▶ **DATASET ROWS**
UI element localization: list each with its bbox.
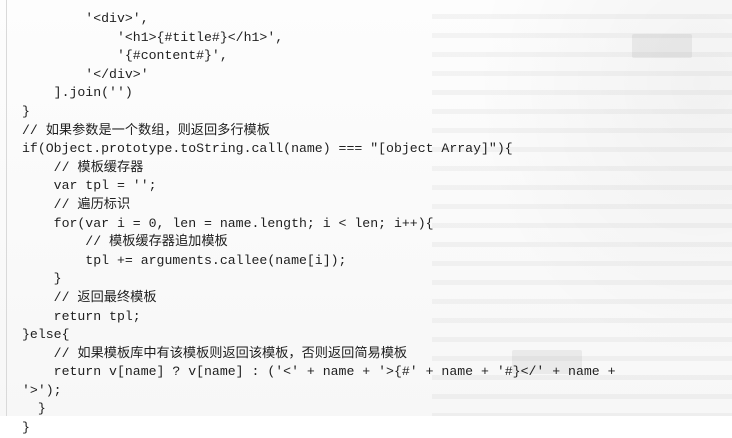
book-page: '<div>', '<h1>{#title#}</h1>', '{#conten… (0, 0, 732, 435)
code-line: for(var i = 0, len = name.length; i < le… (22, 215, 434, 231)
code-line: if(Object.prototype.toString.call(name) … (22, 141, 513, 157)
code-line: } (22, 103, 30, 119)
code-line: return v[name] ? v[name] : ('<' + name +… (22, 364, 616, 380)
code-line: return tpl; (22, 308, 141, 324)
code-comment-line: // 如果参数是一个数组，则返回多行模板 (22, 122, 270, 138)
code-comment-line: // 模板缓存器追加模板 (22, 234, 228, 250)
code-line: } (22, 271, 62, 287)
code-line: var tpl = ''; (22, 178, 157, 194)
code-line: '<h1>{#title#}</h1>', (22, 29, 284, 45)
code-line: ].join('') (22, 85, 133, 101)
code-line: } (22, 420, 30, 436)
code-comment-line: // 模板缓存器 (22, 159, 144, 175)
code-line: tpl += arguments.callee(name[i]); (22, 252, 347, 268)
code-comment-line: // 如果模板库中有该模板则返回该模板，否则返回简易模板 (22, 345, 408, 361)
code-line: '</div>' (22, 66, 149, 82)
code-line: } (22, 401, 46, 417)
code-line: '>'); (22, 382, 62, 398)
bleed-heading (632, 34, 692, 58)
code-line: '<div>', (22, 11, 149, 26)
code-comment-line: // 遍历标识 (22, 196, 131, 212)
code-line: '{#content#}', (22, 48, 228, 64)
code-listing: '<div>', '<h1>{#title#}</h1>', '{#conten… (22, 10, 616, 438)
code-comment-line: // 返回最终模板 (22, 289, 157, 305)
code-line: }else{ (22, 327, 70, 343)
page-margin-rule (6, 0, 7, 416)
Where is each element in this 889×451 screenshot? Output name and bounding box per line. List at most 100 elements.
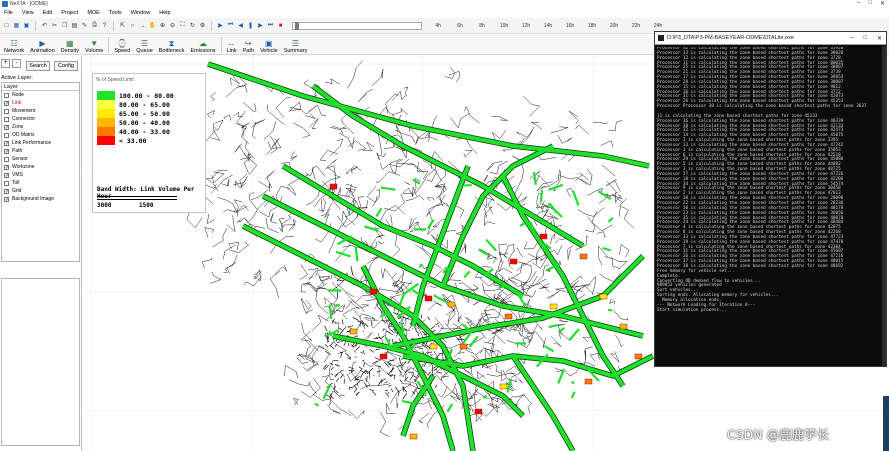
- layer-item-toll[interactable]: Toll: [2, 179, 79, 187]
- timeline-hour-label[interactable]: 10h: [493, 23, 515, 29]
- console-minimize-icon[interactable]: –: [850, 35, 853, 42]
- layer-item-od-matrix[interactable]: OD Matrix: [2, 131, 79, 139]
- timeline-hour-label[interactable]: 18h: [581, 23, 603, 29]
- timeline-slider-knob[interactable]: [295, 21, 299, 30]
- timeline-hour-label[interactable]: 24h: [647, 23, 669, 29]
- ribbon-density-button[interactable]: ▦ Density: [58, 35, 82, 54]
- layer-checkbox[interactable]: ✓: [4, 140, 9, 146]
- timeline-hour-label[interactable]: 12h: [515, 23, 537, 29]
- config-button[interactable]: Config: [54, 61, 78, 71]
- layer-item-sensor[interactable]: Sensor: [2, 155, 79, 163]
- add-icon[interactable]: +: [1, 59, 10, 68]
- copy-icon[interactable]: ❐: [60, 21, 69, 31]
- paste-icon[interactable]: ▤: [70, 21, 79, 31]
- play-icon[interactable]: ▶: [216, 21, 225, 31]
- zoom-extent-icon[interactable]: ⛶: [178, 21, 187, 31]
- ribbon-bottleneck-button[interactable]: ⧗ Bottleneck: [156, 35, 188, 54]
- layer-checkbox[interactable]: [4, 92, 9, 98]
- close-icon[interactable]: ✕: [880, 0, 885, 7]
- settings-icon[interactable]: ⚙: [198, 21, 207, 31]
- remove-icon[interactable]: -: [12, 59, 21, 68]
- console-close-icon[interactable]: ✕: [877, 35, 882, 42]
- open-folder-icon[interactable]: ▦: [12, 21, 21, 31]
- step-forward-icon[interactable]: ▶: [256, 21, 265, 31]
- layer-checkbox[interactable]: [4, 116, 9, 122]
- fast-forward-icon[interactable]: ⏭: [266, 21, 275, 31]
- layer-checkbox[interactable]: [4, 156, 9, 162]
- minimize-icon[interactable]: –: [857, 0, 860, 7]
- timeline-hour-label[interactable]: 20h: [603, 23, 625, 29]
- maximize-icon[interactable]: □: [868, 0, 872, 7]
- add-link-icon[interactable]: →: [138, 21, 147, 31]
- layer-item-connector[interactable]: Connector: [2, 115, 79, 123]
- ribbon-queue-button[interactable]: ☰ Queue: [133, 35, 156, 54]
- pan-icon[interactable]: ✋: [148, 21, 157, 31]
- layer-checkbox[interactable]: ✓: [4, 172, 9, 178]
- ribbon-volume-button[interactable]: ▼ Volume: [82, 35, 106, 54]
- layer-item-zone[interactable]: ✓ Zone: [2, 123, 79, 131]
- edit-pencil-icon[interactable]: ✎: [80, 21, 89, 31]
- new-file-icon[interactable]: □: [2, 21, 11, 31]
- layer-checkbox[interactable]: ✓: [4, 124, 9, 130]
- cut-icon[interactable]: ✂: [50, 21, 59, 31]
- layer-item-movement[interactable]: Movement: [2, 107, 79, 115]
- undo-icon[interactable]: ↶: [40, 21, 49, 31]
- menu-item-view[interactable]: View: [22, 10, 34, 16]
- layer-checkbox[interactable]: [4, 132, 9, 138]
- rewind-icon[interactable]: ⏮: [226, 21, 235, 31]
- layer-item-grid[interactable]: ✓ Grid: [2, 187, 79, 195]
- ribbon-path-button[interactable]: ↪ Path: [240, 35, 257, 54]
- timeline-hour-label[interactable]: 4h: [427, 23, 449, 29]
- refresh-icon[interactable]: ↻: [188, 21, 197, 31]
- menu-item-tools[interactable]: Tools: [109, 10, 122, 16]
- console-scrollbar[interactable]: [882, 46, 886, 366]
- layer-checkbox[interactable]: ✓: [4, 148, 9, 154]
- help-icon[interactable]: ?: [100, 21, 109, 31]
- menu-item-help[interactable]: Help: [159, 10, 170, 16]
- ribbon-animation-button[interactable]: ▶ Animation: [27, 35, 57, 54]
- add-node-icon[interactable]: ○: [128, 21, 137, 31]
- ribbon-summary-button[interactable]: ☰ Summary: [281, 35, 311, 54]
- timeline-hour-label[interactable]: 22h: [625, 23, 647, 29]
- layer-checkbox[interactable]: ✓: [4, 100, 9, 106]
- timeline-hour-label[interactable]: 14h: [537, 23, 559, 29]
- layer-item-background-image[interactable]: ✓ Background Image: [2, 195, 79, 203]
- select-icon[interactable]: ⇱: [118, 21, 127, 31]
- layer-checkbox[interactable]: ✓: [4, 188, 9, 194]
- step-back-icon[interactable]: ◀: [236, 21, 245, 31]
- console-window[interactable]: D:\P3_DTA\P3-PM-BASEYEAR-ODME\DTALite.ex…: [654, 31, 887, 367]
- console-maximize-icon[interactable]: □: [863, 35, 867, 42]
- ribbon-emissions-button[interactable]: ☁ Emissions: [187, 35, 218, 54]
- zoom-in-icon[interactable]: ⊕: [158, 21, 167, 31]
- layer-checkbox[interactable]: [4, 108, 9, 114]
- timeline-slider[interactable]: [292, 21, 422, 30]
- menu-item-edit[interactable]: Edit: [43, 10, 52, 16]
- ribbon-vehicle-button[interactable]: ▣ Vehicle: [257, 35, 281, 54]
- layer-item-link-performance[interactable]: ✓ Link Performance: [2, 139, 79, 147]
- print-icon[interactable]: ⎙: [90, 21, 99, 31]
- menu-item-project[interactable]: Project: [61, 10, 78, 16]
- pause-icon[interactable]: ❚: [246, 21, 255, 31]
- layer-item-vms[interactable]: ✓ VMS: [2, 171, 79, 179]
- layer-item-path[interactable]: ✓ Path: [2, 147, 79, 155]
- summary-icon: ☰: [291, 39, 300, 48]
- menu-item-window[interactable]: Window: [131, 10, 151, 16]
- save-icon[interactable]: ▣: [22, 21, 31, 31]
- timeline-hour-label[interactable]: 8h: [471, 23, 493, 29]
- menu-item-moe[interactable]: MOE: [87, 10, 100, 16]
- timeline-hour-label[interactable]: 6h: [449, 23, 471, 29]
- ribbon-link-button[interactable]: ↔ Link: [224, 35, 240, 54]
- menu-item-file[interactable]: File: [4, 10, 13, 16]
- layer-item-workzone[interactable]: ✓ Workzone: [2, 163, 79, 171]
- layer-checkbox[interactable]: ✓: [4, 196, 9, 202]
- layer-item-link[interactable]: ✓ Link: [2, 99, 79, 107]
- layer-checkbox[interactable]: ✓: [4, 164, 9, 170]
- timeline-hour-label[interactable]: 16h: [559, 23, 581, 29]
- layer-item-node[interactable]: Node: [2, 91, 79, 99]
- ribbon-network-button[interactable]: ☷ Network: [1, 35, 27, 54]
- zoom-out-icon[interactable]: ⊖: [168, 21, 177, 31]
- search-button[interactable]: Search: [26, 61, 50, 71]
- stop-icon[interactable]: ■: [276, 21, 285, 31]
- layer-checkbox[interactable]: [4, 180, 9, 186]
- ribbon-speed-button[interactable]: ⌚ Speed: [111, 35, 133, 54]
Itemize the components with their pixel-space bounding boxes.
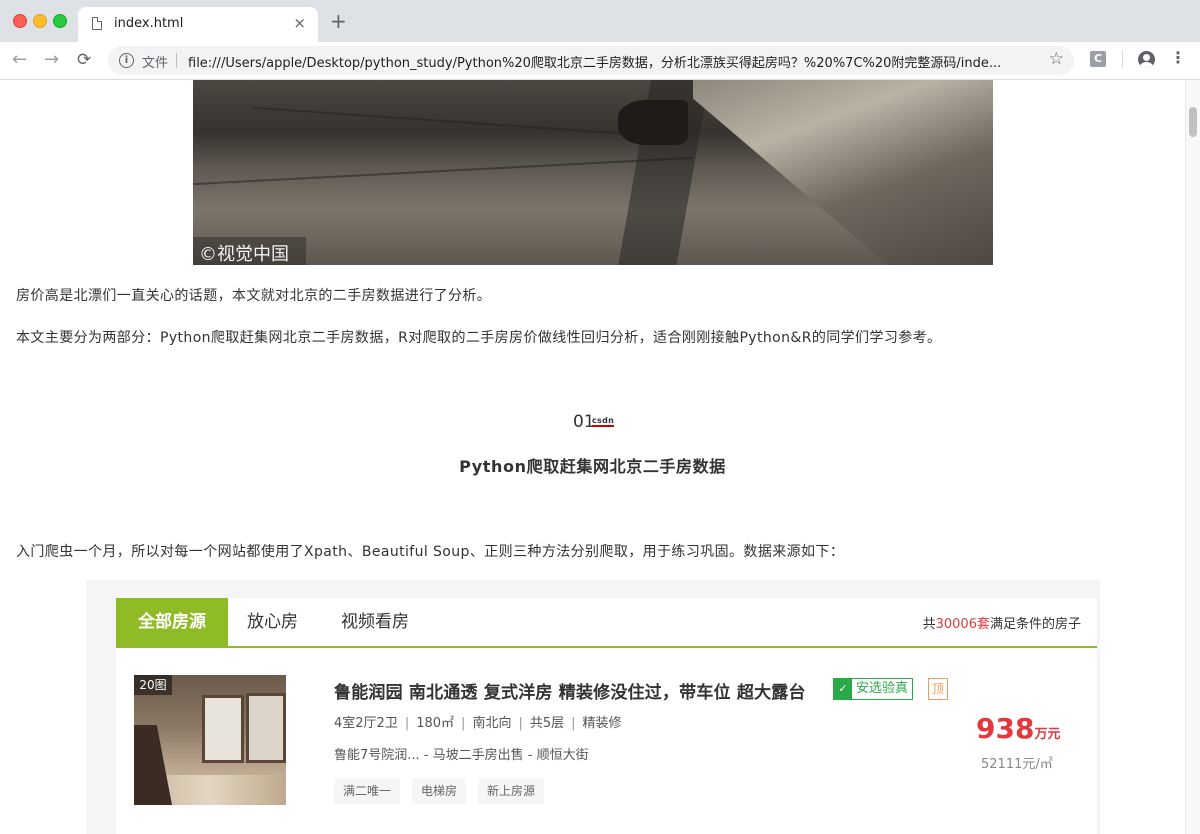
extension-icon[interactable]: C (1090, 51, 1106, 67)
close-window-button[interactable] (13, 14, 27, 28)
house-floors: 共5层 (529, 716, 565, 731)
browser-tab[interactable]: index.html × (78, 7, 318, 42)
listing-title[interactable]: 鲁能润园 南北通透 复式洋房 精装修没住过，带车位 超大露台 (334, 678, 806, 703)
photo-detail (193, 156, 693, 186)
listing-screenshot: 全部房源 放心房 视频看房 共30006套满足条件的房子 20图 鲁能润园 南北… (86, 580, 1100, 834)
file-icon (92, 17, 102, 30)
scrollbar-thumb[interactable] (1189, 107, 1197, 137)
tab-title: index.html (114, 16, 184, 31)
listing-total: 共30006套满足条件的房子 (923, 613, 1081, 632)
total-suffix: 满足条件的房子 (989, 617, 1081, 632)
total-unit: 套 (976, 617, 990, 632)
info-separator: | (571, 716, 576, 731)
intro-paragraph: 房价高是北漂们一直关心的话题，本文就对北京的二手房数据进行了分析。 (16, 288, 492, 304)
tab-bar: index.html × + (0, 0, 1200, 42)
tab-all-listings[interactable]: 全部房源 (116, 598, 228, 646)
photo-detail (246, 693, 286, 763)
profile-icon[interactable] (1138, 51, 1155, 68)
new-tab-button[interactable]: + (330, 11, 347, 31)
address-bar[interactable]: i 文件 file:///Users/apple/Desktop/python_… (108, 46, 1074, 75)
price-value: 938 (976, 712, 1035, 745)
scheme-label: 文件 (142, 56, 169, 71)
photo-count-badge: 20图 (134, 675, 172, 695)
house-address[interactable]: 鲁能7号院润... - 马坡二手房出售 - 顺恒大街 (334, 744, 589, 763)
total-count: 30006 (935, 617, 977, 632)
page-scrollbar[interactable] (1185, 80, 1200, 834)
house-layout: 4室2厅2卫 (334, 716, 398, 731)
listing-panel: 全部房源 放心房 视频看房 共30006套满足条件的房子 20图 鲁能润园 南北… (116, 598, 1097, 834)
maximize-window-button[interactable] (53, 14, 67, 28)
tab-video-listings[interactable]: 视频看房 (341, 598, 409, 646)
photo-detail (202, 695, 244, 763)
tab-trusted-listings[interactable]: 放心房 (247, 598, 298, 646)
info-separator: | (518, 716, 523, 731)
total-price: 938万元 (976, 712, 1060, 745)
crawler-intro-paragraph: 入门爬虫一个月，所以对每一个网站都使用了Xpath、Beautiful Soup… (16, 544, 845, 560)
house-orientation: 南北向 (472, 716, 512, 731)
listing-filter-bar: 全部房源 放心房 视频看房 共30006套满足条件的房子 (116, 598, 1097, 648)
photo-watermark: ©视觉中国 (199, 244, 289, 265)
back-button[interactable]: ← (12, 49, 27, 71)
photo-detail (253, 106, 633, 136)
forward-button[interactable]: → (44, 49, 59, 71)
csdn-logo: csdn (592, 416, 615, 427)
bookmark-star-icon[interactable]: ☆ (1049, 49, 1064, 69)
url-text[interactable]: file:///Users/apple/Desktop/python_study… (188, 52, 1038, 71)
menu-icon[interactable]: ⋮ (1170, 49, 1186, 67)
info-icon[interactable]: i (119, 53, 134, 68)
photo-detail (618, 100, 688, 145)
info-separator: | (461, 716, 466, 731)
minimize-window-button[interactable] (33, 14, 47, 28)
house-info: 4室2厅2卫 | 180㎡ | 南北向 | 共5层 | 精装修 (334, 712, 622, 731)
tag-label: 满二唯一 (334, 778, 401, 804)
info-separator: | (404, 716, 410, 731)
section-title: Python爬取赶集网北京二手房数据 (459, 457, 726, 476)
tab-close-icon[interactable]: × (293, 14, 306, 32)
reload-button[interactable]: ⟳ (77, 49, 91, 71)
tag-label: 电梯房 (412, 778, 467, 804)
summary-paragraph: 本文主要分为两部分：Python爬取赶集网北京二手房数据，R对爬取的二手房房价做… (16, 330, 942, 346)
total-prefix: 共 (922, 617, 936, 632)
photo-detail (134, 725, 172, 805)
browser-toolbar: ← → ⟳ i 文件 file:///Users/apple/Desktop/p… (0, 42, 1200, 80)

▶ **SET TASK**
Starting at the line that contains "extension-icon[interactable]: C (1090, 51, 1106, 67)" and ending at the line that contains "total-suffix: 满足条件的房子 (989, 617, 1081, 632)", change every "photo-detail" to "photo-region" and give those lines again with nothing else altered.

▶ **OUTPUT BELOW**
extension-icon[interactable]: C (1090, 51, 1106, 67)
close-window-button[interactable] (13, 14, 27, 28)
house-floors: 共5层 (529, 716, 565, 731)
browser-tab[interactable]: index.html × (78, 7, 318, 42)
listing-title[interactable]: 鲁能润园 南北通透 复式洋房 精装修没住过，带车位 超大露台 (334, 678, 806, 703)
photo-region (193, 156, 693, 186)
listing-screenshot: 全部房源 放心房 视频看房 共30006套满足条件的房子 20图 鲁能润园 南北… (86, 580, 1100, 834)
file-icon (92, 17, 102, 30)
scrollbar-thumb[interactable] (1189, 107, 1197, 137)
tab-title: index.html (114, 16, 184, 31)
listing-total: 共30006套满足条件的房子 (923, 613, 1081, 632)
total-suffix: 满足条件的房子 (989, 617, 1081, 632)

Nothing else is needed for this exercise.